══ Source document
Wave after Wave of Opposition

Last section, Stumbling onto the National Stage, emphasized a major tragedy. The death of King Josiah brought stark repercussions to the nation and God’s Spokesperson. The “glory” days of Josiah were swallowed up by the “gory” days of his four offspring. A mere twenty-two years of compromise caused total failure of the state, and deportation of its citizens.

After Josiah’s funeral, opposition comes to Jeremiah in waves.

“Conflict” in the book of Jeremiah is not just a series of random events. It is an environment within which the prophet lives and breathes daily. Always swimming upstream. Continually walking a steep incline. It took extra-human effort to trudge on.

This level of conflict was disclosed when God first enlisted Spokesperson:

You will stand against the whole land – the kings, officials, priests, and people of Judah. They will fight you… 1:18-19.

Former prophets faced similar opposition,[1] but Jeremiah experienced an acute dosage to the point of inhumane abuse.[2] This was due to the obstinate rebellion of God’s people, and unrelenting efforts by God and his Spokesperson to win them back.

This section presents several major events in Jeremiah’s life. Let it serve as a window to understanding the oppressive environment in which he lived, served, and wrote. The man’s strength of purpose and character shine bright amidst the darkness surrounding him. He withstood each opposition and fulfilled his duties as the true spokesperson for God.

This section includes seven parts:

  1. His Early Naivety
  2. Temple Mob Pacified[3]
  3. Broken Pot, Night in Stocks
  4. Prophet on the Run – Burnt Scroll
  5. Showdown of Two Prophets
  6. Stuck in the Mud
  7. Reluctant Landowner

“Conflict” is an amazing and enlightening storyline woven throughout the book of Jeremiah. The man is caught in the crossfire between truly obstinate people and their ferocious, unyielding God. Jeremiah is attacked by family, common people, fellow priests, fellow prophets, and by the kings and their officials. He is threatened, mocked, whipped, put in stocks, beaten, thrown in jail, had his hard work destroyed, and was even thrown into a muddy pit to die.

The Book of Jeremiah gives us a portal or window not only into the events of the day, but also deep into the heart and thoughts of God’s abused Spokesperson.
════
• **Problems to work on**:
(a) In the verse from 1:18-19 quoted in the passage on Jeremiah, which groups will Jeremiah stand against? List them.
(b) Set down the passage on Jeremiah between "1. His Early" and "God’s abused Spokesperson.", inclusive.
(c) Resume the passage on Jeremiah from the point at which it stops.
══ Dataset excerpts
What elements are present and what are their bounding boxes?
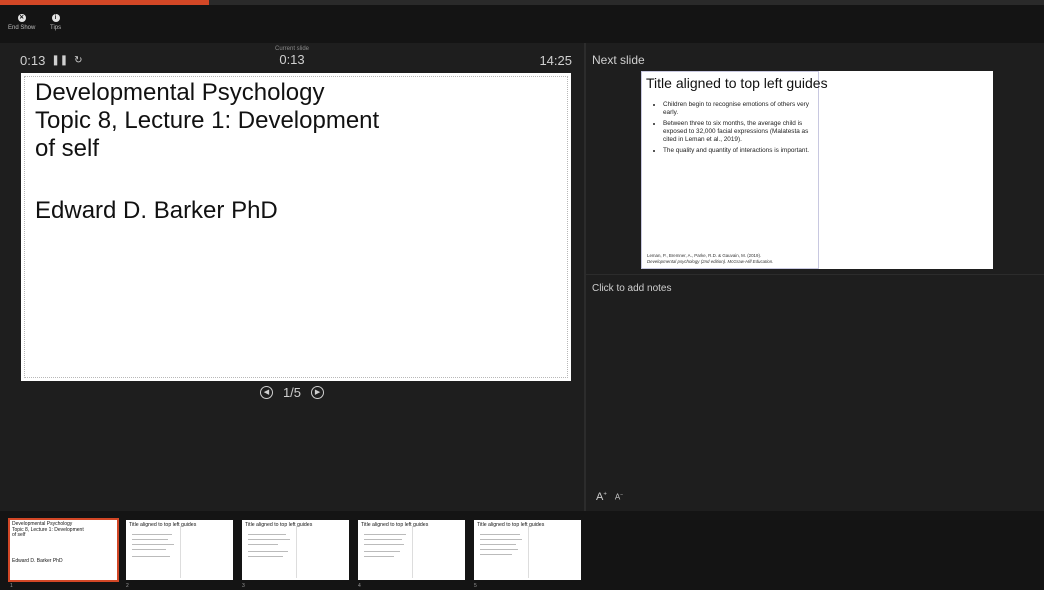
thumbnail-number: 4 xyxy=(358,583,361,589)
thumbnail-text-line xyxy=(248,534,286,535)
thumbnail-text-line xyxy=(364,534,406,535)
slide-title-line: Topic 8, Lecture 1: Development xyxy=(35,107,380,134)
thumbnail-title: Title aligned to top left guides xyxy=(361,522,429,528)
current-slide-preview[interactable]: Developmental Psychology Topic 8, Lectur… xyxy=(21,73,571,381)
thumbnail-title: Title aligned to top left guides xyxy=(477,522,545,528)
thumbnail-divider xyxy=(180,526,181,578)
tips-label: Tips xyxy=(50,25,62,31)
thumbnail-text-line xyxy=(364,544,404,545)
slide-thumbnail-4[interactable]: Title aligned to top left guides xyxy=(358,520,465,580)
slide-counter: 1/5 xyxy=(282,385,302,400)
thumbnail-text-line xyxy=(364,551,400,552)
clock-time: 14:25 xyxy=(539,53,572,68)
next-slide-bullets: Children begin to recognise emotions of … xyxy=(651,101,823,158)
current-slide-pane: 0:13 ❚❚ ↻ Current slide 0:13 14:25 Devel… xyxy=(0,43,584,511)
thumbnail-number: 5 xyxy=(474,583,477,589)
slide-thumbnail-1[interactable]: Developmental Psychology Topic 8, Lectur… xyxy=(8,518,119,582)
slide-author: Edward D. Barker PhD xyxy=(35,197,278,224)
next-slide-reference: Leman, P., Bremner, A., Parke, R.D. & Ga… xyxy=(647,253,773,265)
slide-title-line: of self xyxy=(35,135,100,162)
slide-thumbnail-3[interactable]: Title aligned to top left guides xyxy=(242,520,349,580)
current-slide-time: 0:13 xyxy=(279,52,305,67)
next-slide-title: Title aligned to top left guides xyxy=(646,75,828,91)
thumbnail-text-line xyxy=(132,549,166,550)
thumbnail-number: 1 xyxy=(10,583,13,589)
decrease-font-button[interactable]: A− xyxy=(615,492,623,502)
speaker-notes[interactable]: Click to add notes xyxy=(592,283,672,294)
slide-navigation: ◀ 1/5 ▶ xyxy=(0,385,584,400)
thumbnail-text-line xyxy=(480,534,520,535)
next-slide-label: Next slide xyxy=(592,53,645,67)
next-slide-preview[interactable]: Title aligned to top left guides Childre… xyxy=(641,71,993,269)
slide-title: Developmental Psychology Topic 8, Lectur… xyxy=(35,79,415,163)
thumbnail-title: Developmental Psychology Topic 8, Lectur… xyxy=(12,521,107,539)
thumbnail-text-line xyxy=(480,539,522,540)
thumbnail-text-line xyxy=(132,544,174,545)
slide-title-line: Developmental Psychology xyxy=(35,79,325,106)
slide-thumbnail-5[interactable]: Title aligned to top left guides xyxy=(474,520,581,580)
thumbnail-text-line xyxy=(248,556,283,557)
slide-thumbnail-strip: Developmental Psychology Topic 8, Lectur… xyxy=(0,511,1044,590)
tips-button[interactable]: i Tips xyxy=(50,14,61,31)
presenter-toolbar: ✕ End Show i Tips xyxy=(0,5,1044,43)
thumbnail-text-line xyxy=(248,551,288,552)
thumbnail-text-line xyxy=(132,534,172,535)
info-circle-icon: i xyxy=(51,14,60,22)
previous-slide-icon[interactable]: ◀ xyxy=(259,386,273,399)
thumbnail-text-line xyxy=(480,549,518,550)
slide-placeholder-border: Developmental Psychology Topic 8, Lectur… xyxy=(24,76,568,378)
thumbnail-divider xyxy=(412,526,413,578)
thumbnail-title: Title aligned to top left guides xyxy=(245,522,313,528)
thumbnail-text-line xyxy=(132,539,168,540)
next-slide-bullet: The quality and quantity of interactions… xyxy=(663,147,823,155)
thumbnail-divider xyxy=(296,526,297,578)
thumbnail-author: Edward D. Barker PhD xyxy=(12,558,63,564)
slide-thumbnail-2[interactable]: Title aligned to top left guides xyxy=(126,520,233,580)
thumbnail-text-line xyxy=(248,544,278,545)
notes-divider[interactable] xyxy=(586,274,1044,275)
thumbnail-text-line xyxy=(480,554,512,555)
thumbnail-text-line xyxy=(132,556,170,557)
close-circle-icon: ✕ xyxy=(17,14,26,22)
reference-line: Developmental psychology (2nd edition). … xyxy=(647,259,774,264)
thumbnail-text-line xyxy=(364,556,394,557)
thumbnail-text-line xyxy=(248,539,290,540)
end-show-label: End Show xyxy=(8,25,36,31)
notes-font-size-controls: A+ A− xyxy=(596,491,623,503)
increase-font-button[interactable]: A+ xyxy=(596,491,607,503)
thumbnail-text-line xyxy=(364,539,402,540)
thumbnail-title: Title aligned to top left guides xyxy=(129,522,197,528)
end-show-button[interactable]: ✕ End Show xyxy=(8,14,35,31)
thumbnail-text-line xyxy=(480,544,516,545)
next-slide-icon[interactable]: ▶ xyxy=(311,386,325,399)
thumbnail-number: 2 xyxy=(126,583,129,589)
thumbnail-divider xyxy=(528,526,529,578)
next-slide-pane: Next slide Title aligned to top left gui… xyxy=(586,43,1044,511)
thumbnail-number: 3 xyxy=(242,583,245,589)
thumbnail-title-line: of self xyxy=(12,532,26,539)
next-slide-bullet: Children begin to recognise emotions of … xyxy=(663,101,823,117)
next-slide-bullet: Between three to six months, the average… xyxy=(663,120,823,144)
════
• **Outputs for the tasks**:
(a) The kings, the officials, the priests, and the people of Judah.

(b)
1. His Early Naivety
  2. Temple Mob Pacified[3]
  3. Broken Pot, Night in Stocks
  4. Prophet on the Run – Burnt Scroll
  5. Showdown of Two Prophets
  6. Stuck in the Mud
  7. Reluctant Landowner

“Conflict” is an amazing and enlightening storyline woven throughout the book of Jeremiah. The man is caught in the crossfire between truly obstinate people and their ferocious, unyielding God. Jeremiah is attacked by family, common people, fellow priests, fellow prophets, and by the kings and their officials. He is threatened, mocked, whipped, put in stocks, beaten, thrown in jail, had his hard work destroyed, and was even thrown into a muddy pit to die.

The Book of Jeremiah gives us a portal or window not only into the events of the day, but also deep into the heart and thoughts of God’s abused Spokesperson.

(c)
“Among the most moving – and startling – passages in Scripture are Jeremiah’s forthright complaints to God, his tender confessions and prayers, mingled with expostulation and challenge, protesting God’s having snared him into a prophet’s responsibilities, tensions, and anguish.

Yet for over forty years Jeremiah maintained his obedience, reiterated his message, and fulfilled his mission.”[4]


[1] See Exo. 5:20-21; 6:9; 14:11-12; 16:2-3; Num. 14:1-4; 1 Kin. 18:4a; 19:2; 2 Kin. 17:13-14; Mat. 23:20, 37; Luk. 11:50; Act 7:52.

[2] Perhaps the worst two physical abuses inflicted on Spokesperson were the night in the stocks and imprisonment in a muddy cistern. Both occasions are covered later in this section.

[3] This story, along with the next five in this section, is told using the genre of Creative Nonfiction. If you are new to this genre, please see Appendix 1. What is Creative Nonfiction? The Bibliography includes resources that explain, regulate and teach these techniques. But the Biblical record is what really counts and should always be both the first and last words studied.

[4] White, p. 11.

Mobbed was Jeremiah, After Co-worker Murdered

Temple Mob Pacified

This story took place a couple years after king Josiah died. Judah was subservient to a foreign power[1], paying heavy taxes to insure their “independence.” The 100% true and accurate account of this incident is found in Jeremiah 26. An elaborated version is offered below in the form of an ancient newspaper article. It had to be, of course, an underground newspaper because of the volatile monarch on the throne.

Underground Newspaper: Clandestine Communiqués, Jerusalem[2]

Article Title: Turmoil outside the Temple

King Jehoiakim is quickly establishing himself as an enemy of Israel’s God![3] Details have come to light which solve the mystery of that dead body reported recently; the one that was dragged out of the palace, taken out of the city, and buried in the middle of nowhere. Our king is guilty of murder! And not just murder of anyone, murder of an anointed prophet of God! Here are the details.

Prophet Uriah,[4] son of Shemaiah of Kiriath-jearim, was performing his duties as a prophet of the LORD. He denounced the wickedness of the people and announced that God planned to punish the whole nation of Judah, and even destroy the Hoy City. When the king learned of this “slander” and “treason” he sent some unnamed thug to kill him. Uriah was forewarned and escaped to Egypt. This upset the king even more, so he sent the trusted son of Acbor, Elnathan by name, with a posse that hunted him down. They tied him up and dragged the poor man before the king. Without further ado our king took a sword and shot it through (literally) the “rebellious” prophet.

Horrible as this was, it spurred a different, most remarkable event that took place yesterday. Here are the details.

Prophet Jeremiah, bold and unflinching, went to the temple steps yesterday and drew a large crowd. Hundreds of people listened to him as he bravely spoke these words:

This is what the LORD says: If you will not listen to me and obey my word I have given you, and if you will not listen to my servants, the prophets – for I sent them again and again to warn you, but you would not listen to them – then I will destroy this Temple as I destroyed Shiloh,[5] the place where the Tabernacle was located. And I will make Jerusalem an object of cursing in every nation on earth. 26:4-6.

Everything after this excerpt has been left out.